** Opening Data to examine block **
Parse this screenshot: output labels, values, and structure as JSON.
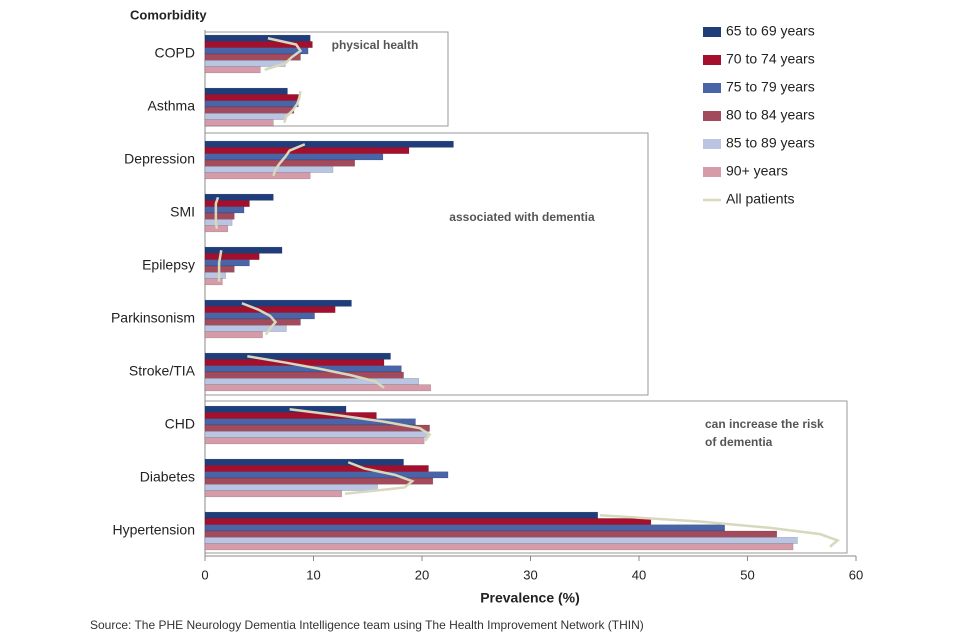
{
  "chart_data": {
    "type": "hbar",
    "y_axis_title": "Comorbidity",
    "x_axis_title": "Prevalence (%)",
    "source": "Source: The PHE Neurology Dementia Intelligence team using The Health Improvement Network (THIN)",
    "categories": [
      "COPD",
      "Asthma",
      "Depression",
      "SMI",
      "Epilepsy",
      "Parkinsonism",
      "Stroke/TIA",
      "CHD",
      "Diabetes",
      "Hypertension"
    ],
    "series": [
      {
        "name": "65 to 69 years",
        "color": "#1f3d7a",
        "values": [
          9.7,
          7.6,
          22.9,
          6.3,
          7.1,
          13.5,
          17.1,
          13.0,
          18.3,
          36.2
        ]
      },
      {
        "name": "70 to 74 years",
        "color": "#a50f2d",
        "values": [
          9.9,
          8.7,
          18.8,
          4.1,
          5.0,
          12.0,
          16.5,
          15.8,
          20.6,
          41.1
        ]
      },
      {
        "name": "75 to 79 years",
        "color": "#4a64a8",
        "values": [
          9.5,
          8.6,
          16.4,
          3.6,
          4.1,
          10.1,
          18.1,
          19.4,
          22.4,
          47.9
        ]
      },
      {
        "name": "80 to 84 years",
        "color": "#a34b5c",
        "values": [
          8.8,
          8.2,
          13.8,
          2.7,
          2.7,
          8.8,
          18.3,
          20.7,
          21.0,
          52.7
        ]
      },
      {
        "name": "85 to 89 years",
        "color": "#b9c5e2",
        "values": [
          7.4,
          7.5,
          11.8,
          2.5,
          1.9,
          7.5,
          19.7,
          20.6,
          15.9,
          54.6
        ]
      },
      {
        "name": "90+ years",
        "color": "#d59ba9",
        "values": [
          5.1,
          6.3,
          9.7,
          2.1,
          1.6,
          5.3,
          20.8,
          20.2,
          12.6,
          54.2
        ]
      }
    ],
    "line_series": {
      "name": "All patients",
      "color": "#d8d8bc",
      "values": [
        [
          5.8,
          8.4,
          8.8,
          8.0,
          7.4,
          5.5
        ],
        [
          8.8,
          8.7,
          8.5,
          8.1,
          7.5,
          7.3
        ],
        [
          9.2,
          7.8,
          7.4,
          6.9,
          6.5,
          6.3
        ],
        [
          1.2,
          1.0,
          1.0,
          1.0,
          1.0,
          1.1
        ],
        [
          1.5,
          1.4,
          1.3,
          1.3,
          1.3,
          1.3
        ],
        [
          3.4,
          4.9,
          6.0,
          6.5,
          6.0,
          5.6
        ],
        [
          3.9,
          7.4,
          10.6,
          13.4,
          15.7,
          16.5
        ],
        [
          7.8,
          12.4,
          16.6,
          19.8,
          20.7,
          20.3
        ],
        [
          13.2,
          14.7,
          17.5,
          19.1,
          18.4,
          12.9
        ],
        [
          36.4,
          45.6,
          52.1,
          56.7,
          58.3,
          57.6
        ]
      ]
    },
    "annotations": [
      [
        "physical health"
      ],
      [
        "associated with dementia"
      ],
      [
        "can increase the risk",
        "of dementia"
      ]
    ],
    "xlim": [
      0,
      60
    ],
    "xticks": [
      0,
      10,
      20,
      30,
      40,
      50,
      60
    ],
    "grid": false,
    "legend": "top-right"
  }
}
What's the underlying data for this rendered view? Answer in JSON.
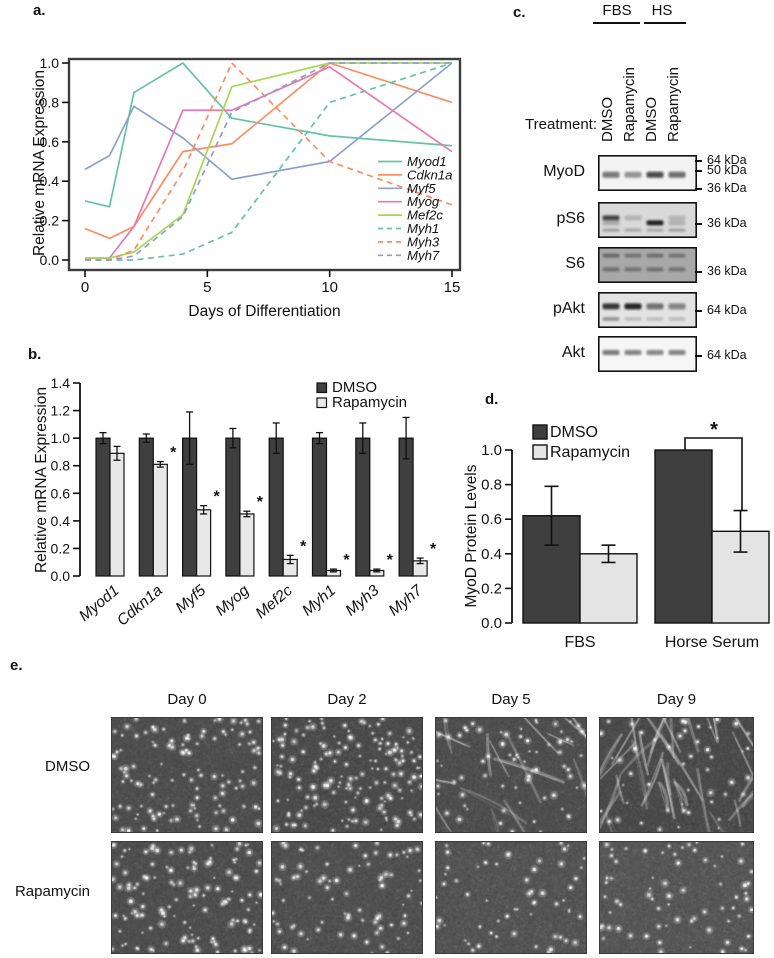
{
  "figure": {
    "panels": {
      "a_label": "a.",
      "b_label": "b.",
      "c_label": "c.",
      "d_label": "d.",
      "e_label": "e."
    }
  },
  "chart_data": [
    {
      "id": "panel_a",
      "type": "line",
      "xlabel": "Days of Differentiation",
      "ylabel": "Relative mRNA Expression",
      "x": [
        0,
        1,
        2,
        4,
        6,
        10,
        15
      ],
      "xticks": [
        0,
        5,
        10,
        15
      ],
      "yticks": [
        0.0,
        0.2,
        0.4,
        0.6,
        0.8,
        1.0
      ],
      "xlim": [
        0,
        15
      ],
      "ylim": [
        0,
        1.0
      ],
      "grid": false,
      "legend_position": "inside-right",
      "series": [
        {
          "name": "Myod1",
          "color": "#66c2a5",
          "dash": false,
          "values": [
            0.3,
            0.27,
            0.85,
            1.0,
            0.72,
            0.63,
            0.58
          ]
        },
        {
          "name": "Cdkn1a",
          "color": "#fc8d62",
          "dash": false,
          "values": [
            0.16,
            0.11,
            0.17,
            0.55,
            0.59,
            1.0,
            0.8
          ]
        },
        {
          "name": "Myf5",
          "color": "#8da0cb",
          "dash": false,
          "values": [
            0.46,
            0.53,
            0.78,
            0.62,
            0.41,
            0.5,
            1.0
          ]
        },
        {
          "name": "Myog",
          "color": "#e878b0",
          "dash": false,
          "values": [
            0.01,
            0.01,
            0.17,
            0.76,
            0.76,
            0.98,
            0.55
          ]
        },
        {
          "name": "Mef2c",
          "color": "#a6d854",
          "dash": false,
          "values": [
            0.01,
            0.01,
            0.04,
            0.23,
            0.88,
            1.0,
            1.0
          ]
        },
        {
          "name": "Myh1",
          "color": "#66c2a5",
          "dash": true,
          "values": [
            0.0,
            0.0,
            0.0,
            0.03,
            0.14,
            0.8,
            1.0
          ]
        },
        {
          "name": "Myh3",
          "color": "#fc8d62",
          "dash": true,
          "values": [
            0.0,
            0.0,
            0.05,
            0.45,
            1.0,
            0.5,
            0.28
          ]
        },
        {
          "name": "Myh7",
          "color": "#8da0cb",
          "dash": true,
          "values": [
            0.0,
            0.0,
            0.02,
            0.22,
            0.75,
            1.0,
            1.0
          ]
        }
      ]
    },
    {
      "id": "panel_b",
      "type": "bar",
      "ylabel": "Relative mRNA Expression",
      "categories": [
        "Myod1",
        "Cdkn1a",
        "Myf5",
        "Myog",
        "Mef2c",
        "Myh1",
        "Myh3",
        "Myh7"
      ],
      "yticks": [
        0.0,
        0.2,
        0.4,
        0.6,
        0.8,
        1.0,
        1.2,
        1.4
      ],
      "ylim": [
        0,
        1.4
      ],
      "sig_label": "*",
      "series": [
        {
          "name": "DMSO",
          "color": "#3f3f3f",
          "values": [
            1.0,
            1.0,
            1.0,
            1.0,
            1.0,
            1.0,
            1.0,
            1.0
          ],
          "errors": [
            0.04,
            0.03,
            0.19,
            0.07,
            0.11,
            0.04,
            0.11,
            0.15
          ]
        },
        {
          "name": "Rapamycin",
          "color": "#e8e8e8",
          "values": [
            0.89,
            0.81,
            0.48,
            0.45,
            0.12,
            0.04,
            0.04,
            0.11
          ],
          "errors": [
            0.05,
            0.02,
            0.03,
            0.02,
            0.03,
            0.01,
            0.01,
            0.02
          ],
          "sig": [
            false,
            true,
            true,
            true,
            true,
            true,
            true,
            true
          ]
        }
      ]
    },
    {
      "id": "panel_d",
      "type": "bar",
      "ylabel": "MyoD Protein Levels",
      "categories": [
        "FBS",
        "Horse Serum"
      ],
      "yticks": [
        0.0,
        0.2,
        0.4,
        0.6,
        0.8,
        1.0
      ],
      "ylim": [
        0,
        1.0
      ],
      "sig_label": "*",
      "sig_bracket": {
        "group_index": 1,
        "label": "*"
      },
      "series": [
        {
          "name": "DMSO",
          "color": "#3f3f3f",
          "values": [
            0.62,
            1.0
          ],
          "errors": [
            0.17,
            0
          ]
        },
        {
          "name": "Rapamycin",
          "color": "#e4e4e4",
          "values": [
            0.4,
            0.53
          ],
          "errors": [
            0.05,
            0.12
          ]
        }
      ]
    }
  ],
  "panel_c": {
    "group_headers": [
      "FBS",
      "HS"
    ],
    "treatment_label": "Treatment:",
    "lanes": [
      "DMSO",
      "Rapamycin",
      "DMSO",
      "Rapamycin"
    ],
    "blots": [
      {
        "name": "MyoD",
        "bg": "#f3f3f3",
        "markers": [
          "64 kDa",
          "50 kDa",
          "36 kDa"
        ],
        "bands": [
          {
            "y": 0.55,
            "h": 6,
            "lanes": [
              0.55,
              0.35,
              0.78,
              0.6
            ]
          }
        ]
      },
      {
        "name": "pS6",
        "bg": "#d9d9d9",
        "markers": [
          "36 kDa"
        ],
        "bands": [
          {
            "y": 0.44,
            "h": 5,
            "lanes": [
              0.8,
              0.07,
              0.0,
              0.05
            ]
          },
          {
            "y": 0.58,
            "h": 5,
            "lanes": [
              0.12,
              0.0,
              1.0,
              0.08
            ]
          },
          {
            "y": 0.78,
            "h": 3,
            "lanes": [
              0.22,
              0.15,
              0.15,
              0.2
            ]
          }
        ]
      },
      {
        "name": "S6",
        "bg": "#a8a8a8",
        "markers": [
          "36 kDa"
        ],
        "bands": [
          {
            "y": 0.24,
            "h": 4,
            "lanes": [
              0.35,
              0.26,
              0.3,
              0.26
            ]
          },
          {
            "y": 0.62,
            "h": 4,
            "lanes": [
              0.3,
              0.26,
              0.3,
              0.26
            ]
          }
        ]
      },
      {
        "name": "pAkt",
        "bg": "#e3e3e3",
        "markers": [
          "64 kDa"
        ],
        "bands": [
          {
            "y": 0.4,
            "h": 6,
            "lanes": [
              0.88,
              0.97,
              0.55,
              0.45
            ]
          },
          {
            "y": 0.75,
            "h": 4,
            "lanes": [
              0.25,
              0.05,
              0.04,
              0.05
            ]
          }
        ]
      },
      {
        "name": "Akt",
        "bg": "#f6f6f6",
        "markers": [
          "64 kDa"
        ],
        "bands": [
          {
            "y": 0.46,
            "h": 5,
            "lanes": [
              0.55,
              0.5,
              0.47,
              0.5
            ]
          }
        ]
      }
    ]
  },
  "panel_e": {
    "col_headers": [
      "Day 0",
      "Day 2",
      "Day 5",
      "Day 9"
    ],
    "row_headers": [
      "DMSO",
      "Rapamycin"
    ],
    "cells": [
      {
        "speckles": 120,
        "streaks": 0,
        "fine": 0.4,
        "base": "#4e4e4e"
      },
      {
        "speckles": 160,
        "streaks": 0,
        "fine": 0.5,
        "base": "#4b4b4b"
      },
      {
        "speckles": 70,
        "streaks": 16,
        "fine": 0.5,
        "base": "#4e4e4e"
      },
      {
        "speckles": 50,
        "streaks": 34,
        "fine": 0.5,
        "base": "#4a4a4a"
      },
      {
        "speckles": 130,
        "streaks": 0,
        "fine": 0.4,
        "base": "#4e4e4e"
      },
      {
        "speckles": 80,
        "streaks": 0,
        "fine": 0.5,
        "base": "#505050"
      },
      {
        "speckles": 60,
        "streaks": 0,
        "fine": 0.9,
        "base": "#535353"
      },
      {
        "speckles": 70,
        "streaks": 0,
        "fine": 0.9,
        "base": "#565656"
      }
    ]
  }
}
** Closing Data to examine block **
Filter the records above down to the lines containing "this".

Parse this screenshot: output labels, values, and structure as JSON.
What's the underlying data for this rendered view? Answer in JSON.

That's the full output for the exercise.